┌────────

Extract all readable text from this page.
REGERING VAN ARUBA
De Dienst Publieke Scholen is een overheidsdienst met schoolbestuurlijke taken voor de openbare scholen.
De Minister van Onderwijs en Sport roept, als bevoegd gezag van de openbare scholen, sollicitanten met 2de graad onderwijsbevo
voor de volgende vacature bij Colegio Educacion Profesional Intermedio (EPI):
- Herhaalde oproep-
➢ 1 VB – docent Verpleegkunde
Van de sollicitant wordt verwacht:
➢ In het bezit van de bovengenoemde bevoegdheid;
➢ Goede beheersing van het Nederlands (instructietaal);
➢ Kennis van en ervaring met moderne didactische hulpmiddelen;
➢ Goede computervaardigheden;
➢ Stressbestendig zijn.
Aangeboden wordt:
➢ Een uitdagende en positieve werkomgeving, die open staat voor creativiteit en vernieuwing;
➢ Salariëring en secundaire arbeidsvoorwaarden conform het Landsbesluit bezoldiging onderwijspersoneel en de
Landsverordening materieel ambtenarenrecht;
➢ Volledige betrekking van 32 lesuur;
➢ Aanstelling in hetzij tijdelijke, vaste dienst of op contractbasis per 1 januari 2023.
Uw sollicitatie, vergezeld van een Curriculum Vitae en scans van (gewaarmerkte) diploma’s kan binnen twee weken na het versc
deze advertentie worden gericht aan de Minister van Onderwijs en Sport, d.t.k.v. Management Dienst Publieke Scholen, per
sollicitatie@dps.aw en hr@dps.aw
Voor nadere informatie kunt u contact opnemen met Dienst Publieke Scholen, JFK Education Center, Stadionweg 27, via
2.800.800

└────────

**GIVEN EXERCISE:** Transcribe the data. Leave every line exactly as it is.

**ANSWER BELOW:**
Extract all readable text from this page.
REGERING VAN ARUBA
De Dienst Publieke Scholen is een overheidsdienst met schoolbestuurlijke taken voor de openbare scholen.
De Minister van Onderwijs en Sport roept, als bevoegd gezag van de openbare scholen, sollicitanten met 2de graad onderwijsbevo
voor de volgende vacature bij Colegio Educacion Profesional Intermedio (EPI):
- Herhaalde oproep-
➢ 1 VB – docent Verpleegkunde
Van de sollicitant wordt verwacht:
➢ In het bezit van de bovengenoemde bevoegdheid;
➢ Goede beheersing van het Nederlands (instructietaal);
➢ Kennis van en ervaring met moderne didactische hulpmiddelen;
➢ Goede computervaardigheden;
➢ Stressbestendig zijn.
Aangeboden wordt:
➢ Een uitdagende en positieve werkomgeving, die open staat voor creativiteit en vernieuwing;
➢ Salariëring en secundaire arbeidsvoorwaarden conform het Landsbesluit bezoldiging onderwijspersoneel en de
Landsverordening materieel ambtenarenrecht;
➢ Volledige betrekking van 32 lesuur;
➢ Aanstelling in hetzij tijdelijke, vaste dienst of op contractbasis per 1 januari 2023.
Uw sollicitatie, vergezeld van een Curriculum Vitae en scans van (gewaarmerkte) diploma’s kan binnen twee weken na het versc
deze advertentie worden gericht aan de Minister van Onderwijs en Sport, d.t.k.v. Management Dienst Publieke Scholen, per
sollicitatie@dps.aw en hr@dps.aw
Voor nadere informatie kunt u contact opnemen met Dienst Publieke Scholen, JFK Education Center, Stadionweg 27, via
2.800.800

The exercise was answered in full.